**Text shown:**
# # #
How can you learn and practise spoken English on the Internet? How can you have real conversations and improve your fluency?
Some possible answers are:
- Online lessons or conversation with a teacher
- Language exchange with a native speaker (Free!)
- English conversation clubs
- Apps with speech recognition technology
Online English lessons & conversation
Online English lessons or conversations with a qualified teacher, via Skype or Zoom for example, have big advantages. You can choose your teacher. You can have 1-to-1 lessons any time, any place, or join small group classes. The cost is low, and the first lesson is free or very cheap, so you can try before you buy.
How to find the best teacher for you
Websites on the list below offer a big choice of teachers. It’s important to choose one that’s right for you. Think about:
- Do you want a native speaker of English? A non-native speaker may be cheaper but still good.
- Do you need a teacher who also speaks your language?
- Which variety of English do you want: British, American, Australian etc? Or doesn’t it matter?
- What kind of English are you looking for? General English or English for business, for example?
- Do you have any other special requirements?
Some places to look
italki.com offers one-to-one English lessons from a very wide choice of experienced teachers. There’s helpful information about each teacher + a video introduction. Costs are very low. The first lesson is even cheaper, so you can make sure the teacher is right for you.
live-english.net offers both personal and small group lessons for conversational and business English, with a free trial lesson. Do you need to prepare for a job interview in English? There’s a special course for that too.
lingoda.com provides small group classes at all levels (cheaper than one-to one lessons). Book a class any day any time. Lingoda gets very good reviews.
EnglishTutorOnline.com – one-to-one or group classes with qualified and experienced UK and US teachers. Free trial lesson, free ebooks and other extras.
fiverr.com is a source of many cheap independent services. On the search page, type English teacher or English conversation, or any other inexpensive service that you need, such as translation.
Language exchange online (Free!)
This is a popular no-cost way to practise your spoken English with a native English speaker. Websites like tandem.net and ConversationExchange.com can match you with English speakers who want to learn your language. Choose someone with similar interests to yours and have conversations in each other’s language. It can be an interesting cultural experience too. Another popular option is Lingoglobe.com.
Language Exchange works with video calling apps like Skype, Zoom or WhatsApp. Or you can start with voice messaging before moving on to live face-to-face video calls.
Online English Conversation Clubs
On websites like SpeakingClub.com and Speak-peak.club, you can meet other English learners around the world. Choose people at your level with similar interests and have conversations via voice messaging or face-to-face video calls. This method is good for practising your English speaking skills and improving fluency in a relaxed way. It’s fun too!
Apps with speech recognition
Learn and practise English on your own, in your own time, on your mobile device or computer. The courses below are interactive. When you speak, these apps can ‘listen’ and correct you. So they are good for improving pronunciation.
Babbel has a free 7-day trial, then a small monthly cost. Babbel is good for intermediate-level conversational English. To make further progress online, you may need more advanced level courses and/or an online teacher.
Rosetta Stone‘s language learning software caters for low and advanced levels. It aims to teach you to speak English in the real world. And the TruAccent® speech engine aims to perfect your pronunciation. Rosetta Stone also provides opportunities to chat with other learners and real teachers.
Duolingo can be used for free, but is only American English. It’s good for basic vocabulary and pronunciation, but not so good for conversational English.
# # #
**Supplied information:**
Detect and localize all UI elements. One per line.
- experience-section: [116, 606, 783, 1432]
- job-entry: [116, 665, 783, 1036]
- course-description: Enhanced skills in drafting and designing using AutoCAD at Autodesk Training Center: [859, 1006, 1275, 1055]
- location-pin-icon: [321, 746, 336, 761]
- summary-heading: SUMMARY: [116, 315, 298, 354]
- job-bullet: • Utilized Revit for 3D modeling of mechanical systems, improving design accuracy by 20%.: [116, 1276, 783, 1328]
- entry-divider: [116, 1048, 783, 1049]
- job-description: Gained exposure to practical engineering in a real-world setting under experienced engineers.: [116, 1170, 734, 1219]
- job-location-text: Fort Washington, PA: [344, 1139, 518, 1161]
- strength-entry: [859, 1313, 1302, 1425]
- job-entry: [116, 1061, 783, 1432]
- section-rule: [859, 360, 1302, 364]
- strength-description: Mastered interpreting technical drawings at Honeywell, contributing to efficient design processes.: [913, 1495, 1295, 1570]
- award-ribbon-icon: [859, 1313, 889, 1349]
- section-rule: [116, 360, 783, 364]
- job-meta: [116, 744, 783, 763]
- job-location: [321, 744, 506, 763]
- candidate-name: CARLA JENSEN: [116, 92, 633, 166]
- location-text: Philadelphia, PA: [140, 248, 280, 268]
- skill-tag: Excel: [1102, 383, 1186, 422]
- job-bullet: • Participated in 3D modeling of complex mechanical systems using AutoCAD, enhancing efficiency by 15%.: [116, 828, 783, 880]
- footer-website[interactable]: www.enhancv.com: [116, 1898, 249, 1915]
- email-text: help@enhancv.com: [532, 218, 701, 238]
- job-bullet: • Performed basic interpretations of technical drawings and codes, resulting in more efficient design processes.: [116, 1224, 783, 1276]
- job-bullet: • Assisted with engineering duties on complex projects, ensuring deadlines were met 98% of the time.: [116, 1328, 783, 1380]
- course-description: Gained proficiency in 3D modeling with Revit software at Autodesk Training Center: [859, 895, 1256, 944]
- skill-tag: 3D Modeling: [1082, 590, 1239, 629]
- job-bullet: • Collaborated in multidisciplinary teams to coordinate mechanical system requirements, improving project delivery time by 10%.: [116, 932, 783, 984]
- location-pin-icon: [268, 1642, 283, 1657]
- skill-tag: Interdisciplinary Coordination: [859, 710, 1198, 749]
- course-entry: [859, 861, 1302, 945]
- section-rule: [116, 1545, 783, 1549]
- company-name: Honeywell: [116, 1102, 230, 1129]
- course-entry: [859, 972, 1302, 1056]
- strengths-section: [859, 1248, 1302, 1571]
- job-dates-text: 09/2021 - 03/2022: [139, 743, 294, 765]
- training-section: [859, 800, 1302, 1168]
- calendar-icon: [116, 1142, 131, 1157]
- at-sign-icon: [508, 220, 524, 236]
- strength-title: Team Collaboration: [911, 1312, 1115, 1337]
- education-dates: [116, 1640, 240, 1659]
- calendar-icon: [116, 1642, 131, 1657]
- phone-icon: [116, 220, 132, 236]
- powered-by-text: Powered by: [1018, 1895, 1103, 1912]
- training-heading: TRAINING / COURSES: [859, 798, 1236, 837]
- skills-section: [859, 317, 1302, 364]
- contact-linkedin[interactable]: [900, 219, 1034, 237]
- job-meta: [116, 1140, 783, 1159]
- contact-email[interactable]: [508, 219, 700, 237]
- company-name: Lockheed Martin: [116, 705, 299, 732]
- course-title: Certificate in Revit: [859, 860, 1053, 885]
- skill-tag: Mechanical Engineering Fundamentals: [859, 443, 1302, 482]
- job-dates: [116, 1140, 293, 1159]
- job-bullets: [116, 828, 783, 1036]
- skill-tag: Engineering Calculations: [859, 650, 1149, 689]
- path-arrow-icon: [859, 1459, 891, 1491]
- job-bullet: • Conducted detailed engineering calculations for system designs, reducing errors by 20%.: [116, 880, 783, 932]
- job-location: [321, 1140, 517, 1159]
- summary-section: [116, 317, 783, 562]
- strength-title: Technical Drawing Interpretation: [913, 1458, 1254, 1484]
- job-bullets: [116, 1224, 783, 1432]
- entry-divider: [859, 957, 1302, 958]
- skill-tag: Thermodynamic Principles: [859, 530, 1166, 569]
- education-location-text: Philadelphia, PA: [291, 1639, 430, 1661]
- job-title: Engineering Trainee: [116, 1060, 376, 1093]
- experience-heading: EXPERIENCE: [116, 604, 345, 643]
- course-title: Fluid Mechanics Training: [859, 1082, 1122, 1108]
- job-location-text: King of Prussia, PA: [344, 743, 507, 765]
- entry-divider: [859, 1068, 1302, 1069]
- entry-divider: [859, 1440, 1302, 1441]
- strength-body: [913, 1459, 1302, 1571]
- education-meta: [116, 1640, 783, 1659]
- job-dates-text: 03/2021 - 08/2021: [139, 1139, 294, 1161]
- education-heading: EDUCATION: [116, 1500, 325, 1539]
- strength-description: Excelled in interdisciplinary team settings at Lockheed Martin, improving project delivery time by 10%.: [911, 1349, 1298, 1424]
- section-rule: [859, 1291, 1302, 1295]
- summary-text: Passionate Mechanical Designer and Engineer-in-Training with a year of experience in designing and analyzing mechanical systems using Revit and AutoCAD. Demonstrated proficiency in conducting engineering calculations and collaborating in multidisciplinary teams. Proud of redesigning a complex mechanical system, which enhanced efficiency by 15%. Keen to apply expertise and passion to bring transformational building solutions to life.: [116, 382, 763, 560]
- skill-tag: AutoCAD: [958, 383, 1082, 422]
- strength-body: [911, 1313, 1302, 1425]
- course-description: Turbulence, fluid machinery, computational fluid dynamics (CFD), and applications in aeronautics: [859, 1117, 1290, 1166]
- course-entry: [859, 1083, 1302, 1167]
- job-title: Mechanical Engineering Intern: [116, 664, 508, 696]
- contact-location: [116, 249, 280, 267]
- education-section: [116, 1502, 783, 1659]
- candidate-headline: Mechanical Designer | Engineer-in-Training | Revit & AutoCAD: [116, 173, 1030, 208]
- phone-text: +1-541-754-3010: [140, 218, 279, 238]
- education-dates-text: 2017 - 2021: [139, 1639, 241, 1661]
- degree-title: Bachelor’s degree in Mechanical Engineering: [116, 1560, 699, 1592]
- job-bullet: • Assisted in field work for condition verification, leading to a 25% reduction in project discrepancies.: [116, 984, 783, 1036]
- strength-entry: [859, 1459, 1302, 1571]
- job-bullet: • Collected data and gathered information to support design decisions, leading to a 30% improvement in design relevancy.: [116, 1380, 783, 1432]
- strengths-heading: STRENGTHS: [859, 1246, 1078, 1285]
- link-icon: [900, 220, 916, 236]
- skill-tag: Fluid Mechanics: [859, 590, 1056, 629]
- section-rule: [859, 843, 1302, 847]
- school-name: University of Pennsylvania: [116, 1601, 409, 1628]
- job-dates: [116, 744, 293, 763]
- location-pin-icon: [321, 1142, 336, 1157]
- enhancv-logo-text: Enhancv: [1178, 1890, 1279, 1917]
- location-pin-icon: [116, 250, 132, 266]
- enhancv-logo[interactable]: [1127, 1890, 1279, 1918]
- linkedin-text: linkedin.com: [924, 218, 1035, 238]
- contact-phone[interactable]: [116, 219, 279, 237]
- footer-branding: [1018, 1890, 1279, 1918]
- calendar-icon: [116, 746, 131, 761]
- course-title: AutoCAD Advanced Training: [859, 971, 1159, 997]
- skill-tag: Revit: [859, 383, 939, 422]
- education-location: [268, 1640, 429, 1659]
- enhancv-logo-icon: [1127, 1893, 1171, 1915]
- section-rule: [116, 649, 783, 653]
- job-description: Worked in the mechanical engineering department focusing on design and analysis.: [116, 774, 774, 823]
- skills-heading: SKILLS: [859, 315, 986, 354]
# # #
**Work request A:** In the text on practicing spoken English online, what is the name of the speech engine that Rosetta Stone uses to perfect pronunciation?
**Work request B:**
Say whether each statement agrees with the text on practicing spoken English online, and quote the words that decide it.
(i) Duolingo offers only American English.
(ii) lingoda.com offers only one-to-one lessons.
(iii) Babbel starts with a free 7-day trial.

**Answer area A:** The TruAccent® speech engine.

**Answer area B:**
(i) Yes: "Duolingo can be used for free, but is only American English."
(ii) No: "lingoda.com provides small group classes at all levels (cheaper than one-to one lessons)."
(iii) Yes: "Babbel has a free 7-day trial, then a small monthly cost."